*** Data provided ***
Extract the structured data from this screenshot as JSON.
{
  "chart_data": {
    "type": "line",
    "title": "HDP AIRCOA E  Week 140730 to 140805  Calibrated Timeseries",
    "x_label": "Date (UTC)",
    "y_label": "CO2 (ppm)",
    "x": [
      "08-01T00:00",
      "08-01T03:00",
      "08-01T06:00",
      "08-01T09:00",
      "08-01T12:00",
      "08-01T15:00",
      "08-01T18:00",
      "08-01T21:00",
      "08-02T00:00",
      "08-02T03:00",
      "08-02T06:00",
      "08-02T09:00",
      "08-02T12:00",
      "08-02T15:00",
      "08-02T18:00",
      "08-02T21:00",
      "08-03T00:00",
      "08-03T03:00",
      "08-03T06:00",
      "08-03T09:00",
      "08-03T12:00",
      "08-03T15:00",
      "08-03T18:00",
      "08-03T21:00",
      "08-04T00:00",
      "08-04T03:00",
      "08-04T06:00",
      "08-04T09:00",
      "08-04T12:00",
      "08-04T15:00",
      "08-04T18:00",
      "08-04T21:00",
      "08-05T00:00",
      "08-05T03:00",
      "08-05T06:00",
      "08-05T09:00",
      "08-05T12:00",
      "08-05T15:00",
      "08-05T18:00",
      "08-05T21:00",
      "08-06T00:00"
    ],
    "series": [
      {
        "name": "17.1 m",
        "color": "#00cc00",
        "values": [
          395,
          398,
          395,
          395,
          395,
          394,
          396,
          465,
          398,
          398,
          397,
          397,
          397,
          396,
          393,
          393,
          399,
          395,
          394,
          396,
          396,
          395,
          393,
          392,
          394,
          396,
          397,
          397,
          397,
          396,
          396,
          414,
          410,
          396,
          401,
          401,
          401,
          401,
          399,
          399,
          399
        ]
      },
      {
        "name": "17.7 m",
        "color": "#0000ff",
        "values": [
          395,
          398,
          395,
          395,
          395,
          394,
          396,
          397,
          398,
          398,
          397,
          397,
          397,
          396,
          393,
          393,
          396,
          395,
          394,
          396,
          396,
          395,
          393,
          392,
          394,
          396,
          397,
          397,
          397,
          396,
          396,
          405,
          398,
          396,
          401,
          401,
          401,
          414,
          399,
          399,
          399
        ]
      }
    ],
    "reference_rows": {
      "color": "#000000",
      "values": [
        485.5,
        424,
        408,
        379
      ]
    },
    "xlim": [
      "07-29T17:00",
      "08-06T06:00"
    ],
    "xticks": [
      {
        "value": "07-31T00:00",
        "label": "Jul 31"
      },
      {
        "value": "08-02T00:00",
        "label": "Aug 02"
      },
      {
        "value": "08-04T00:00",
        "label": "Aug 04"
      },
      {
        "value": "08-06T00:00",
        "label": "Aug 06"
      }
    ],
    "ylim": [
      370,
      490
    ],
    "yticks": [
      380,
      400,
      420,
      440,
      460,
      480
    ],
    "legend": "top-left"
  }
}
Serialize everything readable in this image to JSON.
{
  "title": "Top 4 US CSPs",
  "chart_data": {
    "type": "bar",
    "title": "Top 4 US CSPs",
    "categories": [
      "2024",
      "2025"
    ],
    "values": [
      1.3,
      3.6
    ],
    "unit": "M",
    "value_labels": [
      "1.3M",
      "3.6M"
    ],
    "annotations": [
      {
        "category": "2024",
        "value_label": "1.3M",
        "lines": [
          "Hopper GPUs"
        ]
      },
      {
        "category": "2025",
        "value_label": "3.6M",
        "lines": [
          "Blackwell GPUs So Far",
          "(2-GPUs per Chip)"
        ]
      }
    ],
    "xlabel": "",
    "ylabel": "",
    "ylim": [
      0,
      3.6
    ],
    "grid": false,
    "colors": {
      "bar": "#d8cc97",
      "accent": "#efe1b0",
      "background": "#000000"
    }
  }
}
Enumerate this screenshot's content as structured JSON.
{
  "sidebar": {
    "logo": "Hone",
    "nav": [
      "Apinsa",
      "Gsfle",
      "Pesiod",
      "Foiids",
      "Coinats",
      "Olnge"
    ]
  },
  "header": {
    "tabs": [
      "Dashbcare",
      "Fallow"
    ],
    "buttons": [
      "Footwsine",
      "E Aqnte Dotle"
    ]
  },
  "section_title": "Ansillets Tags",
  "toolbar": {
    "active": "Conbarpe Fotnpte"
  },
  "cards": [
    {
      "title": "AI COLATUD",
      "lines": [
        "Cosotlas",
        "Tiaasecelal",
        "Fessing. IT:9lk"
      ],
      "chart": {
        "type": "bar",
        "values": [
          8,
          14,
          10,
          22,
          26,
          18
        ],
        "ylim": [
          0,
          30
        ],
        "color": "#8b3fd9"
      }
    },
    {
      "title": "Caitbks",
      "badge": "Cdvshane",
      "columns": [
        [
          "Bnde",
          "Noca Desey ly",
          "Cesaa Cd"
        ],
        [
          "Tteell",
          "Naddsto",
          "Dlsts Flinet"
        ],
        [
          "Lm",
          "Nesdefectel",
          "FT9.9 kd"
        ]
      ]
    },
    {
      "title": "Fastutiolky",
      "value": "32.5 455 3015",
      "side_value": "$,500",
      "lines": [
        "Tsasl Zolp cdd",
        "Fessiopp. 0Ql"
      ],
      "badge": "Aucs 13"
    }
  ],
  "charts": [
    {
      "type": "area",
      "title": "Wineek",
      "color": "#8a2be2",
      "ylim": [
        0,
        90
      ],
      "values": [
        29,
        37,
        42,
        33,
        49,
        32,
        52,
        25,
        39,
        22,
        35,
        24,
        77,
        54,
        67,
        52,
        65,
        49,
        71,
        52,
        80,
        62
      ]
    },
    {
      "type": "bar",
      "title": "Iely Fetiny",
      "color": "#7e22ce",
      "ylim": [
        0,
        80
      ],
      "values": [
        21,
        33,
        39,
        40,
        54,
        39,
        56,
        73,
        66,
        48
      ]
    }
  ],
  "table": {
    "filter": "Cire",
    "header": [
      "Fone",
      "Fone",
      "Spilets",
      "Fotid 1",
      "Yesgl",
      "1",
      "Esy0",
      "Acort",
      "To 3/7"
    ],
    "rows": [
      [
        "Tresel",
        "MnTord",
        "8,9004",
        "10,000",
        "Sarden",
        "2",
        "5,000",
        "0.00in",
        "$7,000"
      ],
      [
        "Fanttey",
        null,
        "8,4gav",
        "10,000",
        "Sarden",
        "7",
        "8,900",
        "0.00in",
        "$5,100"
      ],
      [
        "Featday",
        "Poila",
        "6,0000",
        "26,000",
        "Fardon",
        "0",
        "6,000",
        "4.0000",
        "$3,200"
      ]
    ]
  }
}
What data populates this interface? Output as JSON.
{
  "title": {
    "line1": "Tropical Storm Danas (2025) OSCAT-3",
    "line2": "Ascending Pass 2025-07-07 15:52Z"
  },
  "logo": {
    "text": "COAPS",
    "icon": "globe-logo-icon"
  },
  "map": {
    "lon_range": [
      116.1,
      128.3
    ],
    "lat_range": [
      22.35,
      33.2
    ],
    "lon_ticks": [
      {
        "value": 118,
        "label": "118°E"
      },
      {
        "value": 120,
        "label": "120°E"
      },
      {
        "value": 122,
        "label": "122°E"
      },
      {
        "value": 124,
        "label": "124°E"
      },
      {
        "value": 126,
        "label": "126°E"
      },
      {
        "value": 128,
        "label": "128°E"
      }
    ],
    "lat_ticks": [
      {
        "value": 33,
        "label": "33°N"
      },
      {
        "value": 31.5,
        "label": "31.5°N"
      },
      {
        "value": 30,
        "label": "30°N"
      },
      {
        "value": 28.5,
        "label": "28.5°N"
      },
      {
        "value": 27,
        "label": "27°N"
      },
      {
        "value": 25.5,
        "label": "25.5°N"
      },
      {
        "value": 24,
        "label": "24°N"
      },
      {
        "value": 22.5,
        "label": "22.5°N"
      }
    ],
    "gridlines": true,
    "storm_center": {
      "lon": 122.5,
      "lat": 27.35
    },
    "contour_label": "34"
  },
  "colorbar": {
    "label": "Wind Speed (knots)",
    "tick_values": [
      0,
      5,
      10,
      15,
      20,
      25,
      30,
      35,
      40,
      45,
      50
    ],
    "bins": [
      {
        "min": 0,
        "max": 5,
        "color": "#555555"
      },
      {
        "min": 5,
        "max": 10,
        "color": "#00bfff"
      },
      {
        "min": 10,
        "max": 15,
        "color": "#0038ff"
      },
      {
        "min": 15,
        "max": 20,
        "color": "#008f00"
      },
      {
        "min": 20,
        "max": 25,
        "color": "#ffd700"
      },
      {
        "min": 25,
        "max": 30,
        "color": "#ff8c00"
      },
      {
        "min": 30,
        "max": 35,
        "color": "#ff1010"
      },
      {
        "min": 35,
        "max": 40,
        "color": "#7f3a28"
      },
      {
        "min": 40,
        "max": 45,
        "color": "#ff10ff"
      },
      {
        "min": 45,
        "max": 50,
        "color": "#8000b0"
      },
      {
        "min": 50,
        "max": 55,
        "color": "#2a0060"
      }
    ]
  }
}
***
### Task brief
Scan the material above for the word "CSPs". Copy each line where it occurs.

### Task result
  "title": "Top 4 US CSPs",
    "title": "Top 4 US CSPs",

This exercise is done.